§ What the task requires: Extract all lines that hold "screenshot" from the records below.

§ Input data:
--

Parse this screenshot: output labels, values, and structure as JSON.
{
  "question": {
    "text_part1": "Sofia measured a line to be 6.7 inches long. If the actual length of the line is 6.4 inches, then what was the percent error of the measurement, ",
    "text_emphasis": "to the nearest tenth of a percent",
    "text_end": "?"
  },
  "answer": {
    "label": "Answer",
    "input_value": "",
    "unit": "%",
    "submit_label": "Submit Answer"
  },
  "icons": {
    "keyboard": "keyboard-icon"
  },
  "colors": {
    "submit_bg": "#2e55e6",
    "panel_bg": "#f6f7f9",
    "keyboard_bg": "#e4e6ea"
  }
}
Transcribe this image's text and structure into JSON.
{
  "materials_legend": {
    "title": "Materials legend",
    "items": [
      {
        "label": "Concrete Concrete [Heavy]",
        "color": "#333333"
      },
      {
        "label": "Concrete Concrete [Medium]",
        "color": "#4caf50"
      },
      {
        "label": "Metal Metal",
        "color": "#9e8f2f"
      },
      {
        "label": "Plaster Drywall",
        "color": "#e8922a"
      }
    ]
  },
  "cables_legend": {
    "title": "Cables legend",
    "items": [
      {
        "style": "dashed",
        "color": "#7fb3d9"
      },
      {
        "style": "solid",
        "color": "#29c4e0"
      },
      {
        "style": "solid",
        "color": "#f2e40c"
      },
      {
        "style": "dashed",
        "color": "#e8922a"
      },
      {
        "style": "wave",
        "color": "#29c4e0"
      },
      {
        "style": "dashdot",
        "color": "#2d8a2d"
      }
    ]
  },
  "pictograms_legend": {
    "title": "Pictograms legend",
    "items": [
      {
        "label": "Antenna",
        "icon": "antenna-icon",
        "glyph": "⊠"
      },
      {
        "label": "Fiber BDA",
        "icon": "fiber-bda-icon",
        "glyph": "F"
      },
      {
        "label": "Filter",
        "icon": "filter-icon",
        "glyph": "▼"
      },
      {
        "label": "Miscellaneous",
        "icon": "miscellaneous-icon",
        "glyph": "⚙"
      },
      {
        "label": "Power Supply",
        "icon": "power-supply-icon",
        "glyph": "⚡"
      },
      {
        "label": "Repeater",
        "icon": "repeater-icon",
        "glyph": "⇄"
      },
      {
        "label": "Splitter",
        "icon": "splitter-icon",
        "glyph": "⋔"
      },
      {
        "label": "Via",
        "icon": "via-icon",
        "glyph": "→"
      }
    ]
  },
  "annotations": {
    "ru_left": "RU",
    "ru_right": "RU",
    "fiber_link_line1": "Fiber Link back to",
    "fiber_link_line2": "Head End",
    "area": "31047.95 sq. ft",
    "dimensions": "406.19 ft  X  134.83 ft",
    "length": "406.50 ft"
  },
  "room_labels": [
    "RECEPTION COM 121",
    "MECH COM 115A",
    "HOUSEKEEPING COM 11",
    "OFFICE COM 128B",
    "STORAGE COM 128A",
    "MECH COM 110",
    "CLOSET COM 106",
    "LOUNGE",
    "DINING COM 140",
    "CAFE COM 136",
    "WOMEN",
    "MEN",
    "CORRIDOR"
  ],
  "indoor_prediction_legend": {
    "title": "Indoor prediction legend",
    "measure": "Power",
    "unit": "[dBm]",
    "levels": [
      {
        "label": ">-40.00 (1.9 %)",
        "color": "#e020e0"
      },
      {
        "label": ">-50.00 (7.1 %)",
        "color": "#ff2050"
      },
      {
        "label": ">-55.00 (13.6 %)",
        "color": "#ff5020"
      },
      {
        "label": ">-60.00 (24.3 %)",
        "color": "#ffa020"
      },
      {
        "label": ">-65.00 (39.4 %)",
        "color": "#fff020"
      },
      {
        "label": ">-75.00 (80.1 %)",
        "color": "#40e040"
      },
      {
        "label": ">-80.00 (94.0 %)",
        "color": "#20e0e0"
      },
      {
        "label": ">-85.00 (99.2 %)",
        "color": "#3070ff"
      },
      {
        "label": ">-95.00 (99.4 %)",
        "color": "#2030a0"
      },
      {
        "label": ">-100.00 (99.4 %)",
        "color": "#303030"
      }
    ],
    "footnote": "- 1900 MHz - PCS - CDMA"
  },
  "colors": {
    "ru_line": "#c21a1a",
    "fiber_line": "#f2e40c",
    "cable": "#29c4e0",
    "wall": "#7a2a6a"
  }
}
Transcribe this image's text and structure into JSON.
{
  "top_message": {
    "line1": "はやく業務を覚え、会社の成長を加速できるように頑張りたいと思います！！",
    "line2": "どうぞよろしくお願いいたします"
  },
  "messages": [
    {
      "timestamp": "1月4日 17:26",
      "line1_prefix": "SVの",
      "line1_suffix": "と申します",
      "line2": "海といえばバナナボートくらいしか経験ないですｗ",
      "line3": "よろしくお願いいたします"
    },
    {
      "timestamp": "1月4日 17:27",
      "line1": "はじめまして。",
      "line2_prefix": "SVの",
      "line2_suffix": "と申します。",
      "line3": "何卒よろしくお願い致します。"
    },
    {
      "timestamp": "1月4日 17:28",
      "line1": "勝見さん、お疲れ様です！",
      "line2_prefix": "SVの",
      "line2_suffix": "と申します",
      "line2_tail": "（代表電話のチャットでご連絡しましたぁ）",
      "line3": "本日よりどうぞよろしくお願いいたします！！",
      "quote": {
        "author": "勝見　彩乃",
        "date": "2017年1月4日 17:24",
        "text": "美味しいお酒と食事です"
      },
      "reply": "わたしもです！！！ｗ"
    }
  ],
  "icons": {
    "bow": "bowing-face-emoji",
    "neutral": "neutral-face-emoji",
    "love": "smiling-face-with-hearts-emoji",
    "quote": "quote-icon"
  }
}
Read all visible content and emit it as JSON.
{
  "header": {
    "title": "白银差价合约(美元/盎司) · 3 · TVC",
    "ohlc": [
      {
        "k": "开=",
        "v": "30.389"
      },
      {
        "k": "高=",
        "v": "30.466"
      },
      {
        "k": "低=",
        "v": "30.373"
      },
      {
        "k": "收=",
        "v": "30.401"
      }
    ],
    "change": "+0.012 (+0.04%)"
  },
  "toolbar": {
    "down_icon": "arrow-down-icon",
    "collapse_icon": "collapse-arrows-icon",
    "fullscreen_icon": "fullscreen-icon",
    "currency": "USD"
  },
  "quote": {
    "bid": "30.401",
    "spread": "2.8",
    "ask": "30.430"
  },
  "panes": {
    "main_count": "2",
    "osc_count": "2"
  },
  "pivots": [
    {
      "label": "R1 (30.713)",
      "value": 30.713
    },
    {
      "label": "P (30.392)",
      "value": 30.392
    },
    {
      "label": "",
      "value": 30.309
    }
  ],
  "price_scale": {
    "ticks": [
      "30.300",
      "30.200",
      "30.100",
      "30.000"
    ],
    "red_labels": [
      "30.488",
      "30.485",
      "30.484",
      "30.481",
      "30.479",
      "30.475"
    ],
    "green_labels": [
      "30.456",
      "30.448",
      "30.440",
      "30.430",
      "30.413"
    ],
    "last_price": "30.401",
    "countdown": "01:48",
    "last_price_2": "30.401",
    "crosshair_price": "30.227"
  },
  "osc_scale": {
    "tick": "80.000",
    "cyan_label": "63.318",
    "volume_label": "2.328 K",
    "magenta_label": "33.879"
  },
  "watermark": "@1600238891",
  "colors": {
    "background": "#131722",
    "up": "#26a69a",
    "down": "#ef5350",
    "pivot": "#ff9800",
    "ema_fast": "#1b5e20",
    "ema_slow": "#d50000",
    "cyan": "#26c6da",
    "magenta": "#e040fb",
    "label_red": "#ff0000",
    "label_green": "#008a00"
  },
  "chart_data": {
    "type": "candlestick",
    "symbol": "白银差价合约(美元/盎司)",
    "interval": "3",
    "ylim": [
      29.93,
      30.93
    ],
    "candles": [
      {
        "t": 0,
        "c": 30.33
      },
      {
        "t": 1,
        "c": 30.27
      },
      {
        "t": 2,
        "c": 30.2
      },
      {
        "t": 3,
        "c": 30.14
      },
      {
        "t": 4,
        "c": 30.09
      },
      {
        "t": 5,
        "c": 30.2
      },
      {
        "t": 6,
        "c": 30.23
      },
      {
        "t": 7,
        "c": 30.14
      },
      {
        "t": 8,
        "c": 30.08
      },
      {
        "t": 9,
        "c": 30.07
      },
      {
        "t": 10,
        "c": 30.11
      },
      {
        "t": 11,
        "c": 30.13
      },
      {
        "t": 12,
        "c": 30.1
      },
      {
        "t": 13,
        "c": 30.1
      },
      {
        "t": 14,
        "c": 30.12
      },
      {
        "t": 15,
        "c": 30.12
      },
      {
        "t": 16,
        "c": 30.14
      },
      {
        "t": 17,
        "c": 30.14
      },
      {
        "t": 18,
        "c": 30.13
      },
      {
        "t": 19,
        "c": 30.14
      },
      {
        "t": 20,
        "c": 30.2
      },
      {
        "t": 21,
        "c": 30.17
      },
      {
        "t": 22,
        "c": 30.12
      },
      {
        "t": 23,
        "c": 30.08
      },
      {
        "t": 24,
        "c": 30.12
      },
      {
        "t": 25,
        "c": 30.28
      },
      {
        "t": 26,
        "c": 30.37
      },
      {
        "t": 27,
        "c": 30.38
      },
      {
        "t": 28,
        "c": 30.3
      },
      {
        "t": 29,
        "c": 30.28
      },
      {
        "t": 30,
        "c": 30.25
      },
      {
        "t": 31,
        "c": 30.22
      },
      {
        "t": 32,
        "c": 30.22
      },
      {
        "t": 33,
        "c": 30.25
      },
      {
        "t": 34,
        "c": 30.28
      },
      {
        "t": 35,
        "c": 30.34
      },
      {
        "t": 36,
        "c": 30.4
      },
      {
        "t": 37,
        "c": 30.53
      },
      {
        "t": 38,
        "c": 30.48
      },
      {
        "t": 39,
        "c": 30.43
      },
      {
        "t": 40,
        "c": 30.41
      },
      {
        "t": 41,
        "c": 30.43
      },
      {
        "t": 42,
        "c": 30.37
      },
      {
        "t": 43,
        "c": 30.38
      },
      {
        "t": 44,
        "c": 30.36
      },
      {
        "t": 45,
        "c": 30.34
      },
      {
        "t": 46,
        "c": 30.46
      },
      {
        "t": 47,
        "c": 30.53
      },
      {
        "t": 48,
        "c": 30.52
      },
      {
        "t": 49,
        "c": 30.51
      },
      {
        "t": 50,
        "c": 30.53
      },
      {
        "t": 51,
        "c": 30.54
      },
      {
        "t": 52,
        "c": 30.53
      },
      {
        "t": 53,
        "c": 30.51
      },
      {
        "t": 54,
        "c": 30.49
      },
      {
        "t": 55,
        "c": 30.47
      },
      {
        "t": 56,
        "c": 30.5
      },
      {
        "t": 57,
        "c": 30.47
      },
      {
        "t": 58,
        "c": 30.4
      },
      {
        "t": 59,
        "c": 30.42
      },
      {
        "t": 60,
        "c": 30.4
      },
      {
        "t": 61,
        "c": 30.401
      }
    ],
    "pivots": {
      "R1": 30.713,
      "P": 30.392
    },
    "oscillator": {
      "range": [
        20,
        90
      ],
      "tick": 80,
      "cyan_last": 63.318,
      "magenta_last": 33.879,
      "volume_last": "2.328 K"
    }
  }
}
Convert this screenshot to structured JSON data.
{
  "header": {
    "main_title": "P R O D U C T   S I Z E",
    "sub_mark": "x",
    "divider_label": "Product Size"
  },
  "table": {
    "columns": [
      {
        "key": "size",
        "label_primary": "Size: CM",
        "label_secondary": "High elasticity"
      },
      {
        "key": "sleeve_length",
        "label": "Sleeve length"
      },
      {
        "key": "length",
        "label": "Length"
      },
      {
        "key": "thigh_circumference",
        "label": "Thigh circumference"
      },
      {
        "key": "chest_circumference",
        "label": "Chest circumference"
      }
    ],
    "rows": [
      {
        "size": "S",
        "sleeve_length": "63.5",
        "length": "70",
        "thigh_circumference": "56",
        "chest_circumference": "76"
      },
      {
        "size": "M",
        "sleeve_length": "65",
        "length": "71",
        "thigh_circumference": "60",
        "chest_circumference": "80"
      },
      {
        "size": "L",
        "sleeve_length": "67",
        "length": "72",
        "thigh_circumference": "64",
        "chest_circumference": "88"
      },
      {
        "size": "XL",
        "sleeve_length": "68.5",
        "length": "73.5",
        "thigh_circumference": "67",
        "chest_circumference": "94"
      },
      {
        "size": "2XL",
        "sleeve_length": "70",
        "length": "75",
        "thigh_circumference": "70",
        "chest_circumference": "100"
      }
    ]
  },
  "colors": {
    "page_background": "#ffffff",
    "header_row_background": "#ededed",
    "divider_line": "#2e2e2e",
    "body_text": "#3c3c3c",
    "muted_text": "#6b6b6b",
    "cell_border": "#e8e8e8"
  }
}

--

§ Task solution:
Parse this screenshot: output labels, values, and structure as JSON.
Convert this screenshot to structured JSON data.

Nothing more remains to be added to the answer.